■ **PROVIDED MATERIAL**:
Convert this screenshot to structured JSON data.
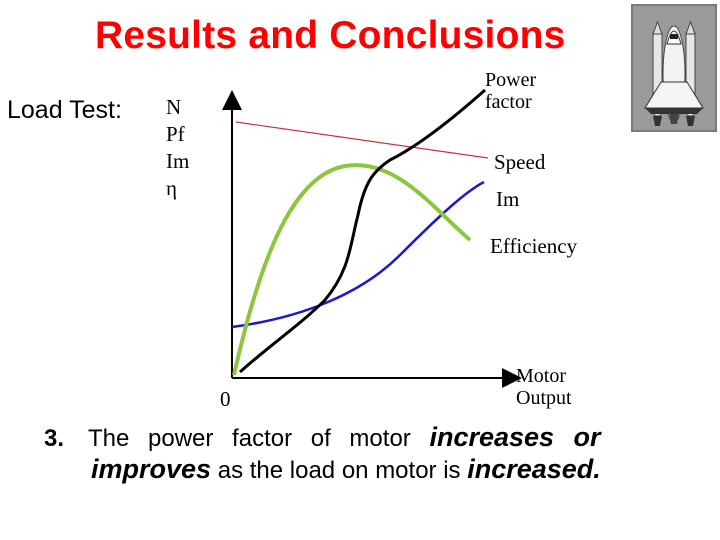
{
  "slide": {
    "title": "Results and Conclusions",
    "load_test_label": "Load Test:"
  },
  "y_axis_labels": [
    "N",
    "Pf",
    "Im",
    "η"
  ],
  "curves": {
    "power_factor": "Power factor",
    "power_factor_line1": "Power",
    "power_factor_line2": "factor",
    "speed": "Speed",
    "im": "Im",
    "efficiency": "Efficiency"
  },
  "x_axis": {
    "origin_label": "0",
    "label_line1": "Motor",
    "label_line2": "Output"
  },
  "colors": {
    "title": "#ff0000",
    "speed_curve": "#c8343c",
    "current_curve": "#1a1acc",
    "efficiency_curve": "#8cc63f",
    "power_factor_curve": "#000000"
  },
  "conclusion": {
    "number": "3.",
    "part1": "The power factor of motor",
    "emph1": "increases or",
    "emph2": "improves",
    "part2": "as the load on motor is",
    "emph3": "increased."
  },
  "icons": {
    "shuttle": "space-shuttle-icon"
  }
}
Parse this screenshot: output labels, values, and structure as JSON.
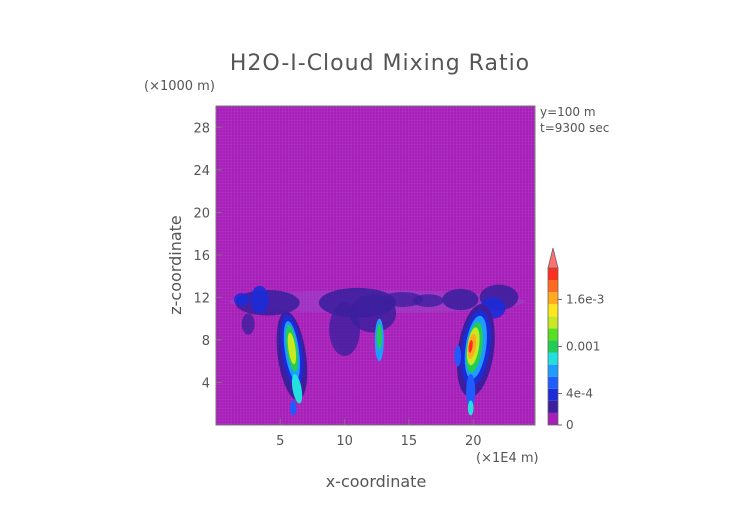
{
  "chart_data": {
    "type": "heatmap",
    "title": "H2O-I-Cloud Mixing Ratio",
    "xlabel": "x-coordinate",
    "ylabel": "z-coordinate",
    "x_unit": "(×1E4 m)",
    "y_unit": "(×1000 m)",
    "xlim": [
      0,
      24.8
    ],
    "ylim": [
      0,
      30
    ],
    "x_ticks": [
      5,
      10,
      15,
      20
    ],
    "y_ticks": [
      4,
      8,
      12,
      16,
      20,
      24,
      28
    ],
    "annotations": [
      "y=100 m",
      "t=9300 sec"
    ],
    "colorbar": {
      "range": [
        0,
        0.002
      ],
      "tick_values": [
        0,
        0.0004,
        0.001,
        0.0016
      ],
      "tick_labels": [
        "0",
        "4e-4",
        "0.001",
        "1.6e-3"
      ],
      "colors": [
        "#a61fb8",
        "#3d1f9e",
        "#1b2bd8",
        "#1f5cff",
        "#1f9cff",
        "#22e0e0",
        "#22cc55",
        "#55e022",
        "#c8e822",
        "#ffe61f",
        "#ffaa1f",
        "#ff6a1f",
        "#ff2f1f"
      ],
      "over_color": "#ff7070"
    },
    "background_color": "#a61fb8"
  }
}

■ **REQUIRED TASK**: Repeat verbatim all the material, but not the pictures.

■ **OUTPUT OF THE EXERCISE**:
Convert this screenshot to structured JSON data.
{
  "slide": {
    "title": "Results and Conclusions",
    "load_test_label": "Load Test:"
  },
  "y_axis_labels": [
    "N",
    "Pf",
    "Im",
    "η"
  ],
  "curves": {
    "power_factor": "Power factor",
    "power_factor_line1": "Power",
    "power_factor_line2": "factor",
    "speed": "Speed",
    "im": "Im",
    "efficiency": "Efficiency"
  },
  "x_axis": {
    "origin_label": "0",
    "label_line1": "Motor",
    "label_line2": "Output"
  },
  "colors": {
    "title": "#ff0000",
    "speed_curve": "#c8343c",
    "current_curve": "#1a1acc",
    "efficiency_curve": "#8cc63f",
    "power_factor_curve": "#000000"
  },
  "conclusion": {
    "number": "3.",
    "part1": "The power factor of motor",
    "emph1": "increases or",
    "emph2": "improves",
    "part2": "as the load on motor is",
    "emph3": "increased."
  },
  "icons": {
    "shuttle": "space-shuttle-icon"
  }
}
Parse this screenshot: output labels, values, and structure as JSON.
{
  "chart_data": {
    "type": "heatmap",
    "title": "H2O-I-Cloud Mixing Ratio",
    "xlabel": "x-coordinate",
    "ylabel": "z-coordinate",
    "x_unit": "(×1E4 m)",
    "y_unit": "(×1000 m)",
    "xlim": [
      0,
      24.8
    ],
    "ylim": [
      0,
      30
    ],
    "x_ticks": [
      5,
      10,
      15,
      20
    ],
    "y_ticks": [
      4,
      8,
      12,
      16,
      20,
      24,
      28
    ],
    "annotations": [
      "y=100 m",
      "t=9300 sec"
    ],
    "colorbar": {
      "range": [
        0,
        0.002
      ],
      "tick_values": [
        0,
        0.0004,
        0.001,
        0.0016
      ],
      "tick_labels": [
        "0",
        "4e-4",
        "0.001",
        "1.6e-3"
      ],
      "colors": [
        "#a61fb8",
        "#3d1f9e",
        "#1b2bd8",
        "#1f5cff",
        "#1f9cff",
        "#22e0e0",
        "#22cc55",
        "#55e022",
        "#c8e822",
        "#ffe61f",
        "#ffaa1f",
        "#ff6a1f",
        "#ff2f1f"
      ],
      "over_color": "#ff7070"
    },
    "background_color": "#a61fb8"
  }
}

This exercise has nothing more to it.